◆ TASK TO CARRY OUT: Copy every line of the items below, character for character.

◆ DATA ROWS:

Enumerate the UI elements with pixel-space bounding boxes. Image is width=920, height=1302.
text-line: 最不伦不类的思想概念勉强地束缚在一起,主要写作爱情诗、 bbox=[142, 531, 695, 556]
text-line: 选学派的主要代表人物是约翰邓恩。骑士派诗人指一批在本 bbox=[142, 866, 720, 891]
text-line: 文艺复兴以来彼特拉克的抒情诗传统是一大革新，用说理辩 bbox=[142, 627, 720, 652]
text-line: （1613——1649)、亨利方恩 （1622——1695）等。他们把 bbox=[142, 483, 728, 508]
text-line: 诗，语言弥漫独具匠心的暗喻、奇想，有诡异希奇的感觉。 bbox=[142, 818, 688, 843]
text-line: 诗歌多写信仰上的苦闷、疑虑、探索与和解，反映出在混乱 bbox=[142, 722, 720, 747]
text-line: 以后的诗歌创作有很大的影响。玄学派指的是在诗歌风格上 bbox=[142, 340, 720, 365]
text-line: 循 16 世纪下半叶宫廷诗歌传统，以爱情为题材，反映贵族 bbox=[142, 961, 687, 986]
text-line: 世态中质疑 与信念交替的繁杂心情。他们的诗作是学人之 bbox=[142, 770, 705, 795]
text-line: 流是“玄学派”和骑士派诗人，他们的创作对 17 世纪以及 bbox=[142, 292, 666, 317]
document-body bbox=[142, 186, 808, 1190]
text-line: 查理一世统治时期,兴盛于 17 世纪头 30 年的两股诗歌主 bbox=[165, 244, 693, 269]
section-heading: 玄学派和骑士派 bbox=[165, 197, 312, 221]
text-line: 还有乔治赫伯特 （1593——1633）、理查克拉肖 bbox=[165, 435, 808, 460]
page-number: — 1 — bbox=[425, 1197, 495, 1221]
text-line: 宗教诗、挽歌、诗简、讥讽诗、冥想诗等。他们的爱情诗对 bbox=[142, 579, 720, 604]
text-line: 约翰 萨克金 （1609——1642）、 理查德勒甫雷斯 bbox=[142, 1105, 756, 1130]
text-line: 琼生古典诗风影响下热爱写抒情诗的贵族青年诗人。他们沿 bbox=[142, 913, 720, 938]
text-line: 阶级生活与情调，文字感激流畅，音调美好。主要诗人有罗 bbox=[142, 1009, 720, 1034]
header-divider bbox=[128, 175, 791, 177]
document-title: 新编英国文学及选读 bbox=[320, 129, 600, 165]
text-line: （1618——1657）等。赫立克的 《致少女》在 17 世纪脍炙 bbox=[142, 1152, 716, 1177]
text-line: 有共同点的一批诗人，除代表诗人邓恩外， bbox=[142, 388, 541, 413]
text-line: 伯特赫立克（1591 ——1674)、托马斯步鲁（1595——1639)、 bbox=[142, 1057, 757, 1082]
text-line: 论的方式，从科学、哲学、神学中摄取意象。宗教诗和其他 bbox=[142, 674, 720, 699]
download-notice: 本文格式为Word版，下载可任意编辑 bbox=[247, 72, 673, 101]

◆ ANSWER TO THE PROBLEM:
Enumerate the UI elements with pixel-space bounding boxes. Image is width=920, height=1302.
text-line: 最不伦不类的思想概念勉强地束缚在一起,主要写作爱情诗、 bbox=[142, 531, 695, 556]
text-line: 选学派的主要代表人物是约翰邓恩。骑士派诗人指一批在本 bbox=[142, 866, 720, 891]
text-line: 文艺复兴以来彼特拉克的抒情诗传统是一大革新，用说理辩 bbox=[142, 627, 720, 652]
text-line: （1613——1649)、亨利方恩 （1622——1695）等。他们把 bbox=[142, 483, 728, 508]
text-line: 诗，语言弥漫独具匠心的暗喻、奇想，有诡异希奇的感觉。 bbox=[142, 818, 688, 843]
text-line: 诗歌多写信仰上的苦闷、疑虑、探索与和解，反映出在混乱 bbox=[142, 722, 720, 747]
text-line: 以后的诗歌创作有很大的影响。玄学派指的是在诗歌风格上 bbox=[142, 340, 720, 365]
text-line: 循 16 世纪下半叶宫廷诗歌传统，以爱情为题材，反映贵族 bbox=[142, 961, 687, 986]
text-line: 世态中质疑 与信念交替的繁杂心情。他们的诗作是学人之 bbox=[142, 770, 705, 795]
text-line: 流是“玄学派”和骑士派诗人，他们的创作对 17 世纪以及 bbox=[142, 292, 666, 317]
document-body bbox=[142, 186, 808, 1190]
text-line: 查理一世统治时期,兴盛于 17 世纪头 30 年的两股诗歌主 bbox=[165, 244, 693, 269]
section-heading: 玄学派和骑士派 bbox=[165, 197, 312, 221]
text-line: 还有乔治赫伯特 （1593——1633）、理查克拉肖 bbox=[165, 435, 808, 460]
page-number: — 1 — bbox=[425, 1197, 495, 1221]
text-line: 宗教诗、挽歌、诗简、讥讽诗、冥想诗等。他们的爱情诗对 bbox=[142, 579, 720, 604]
text-line: 约翰 萨克金 （1609——1642）、 理查德勒甫雷斯 bbox=[142, 1105, 756, 1130]
text-line: 琼生古典诗风影响下热爱写抒情诗的贵族青年诗人。他们沿 bbox=[142, 913, 720, 938]
text-line: 阶级生活与情调，文字感激流畅，音调美好。主要诗人有罗 bbox=[142, 1009, 720, 1034]
header-divider bbox=[128, 175, 791, 177]
document-title: 新编英国文学及选读 bbox=[320, 129, 600, 165]
text-line: （1618——1657）等。赫立克的 《致少女》在 17 世纪脍炙 bbox=[142, 1152, 716, 1177]
text-line: 有共同点的一批诗人，除代表诗人邓恩外， bbox=[142, 388, 541, 413]
text-line: 伯特赫立克（1591 ——1674)、托马斯步鲁（1595——1639)、 bbox=[142, 1057, 757, 1082]
text-line: 论的方式，从科学、哲学、神学中摄取意象。宗教诗和其他 bbox=[142, 674, 720, 699]
download-notice: 本文格式为Word版，下载可任意编辑 bbox=[247, 72, 673, 101]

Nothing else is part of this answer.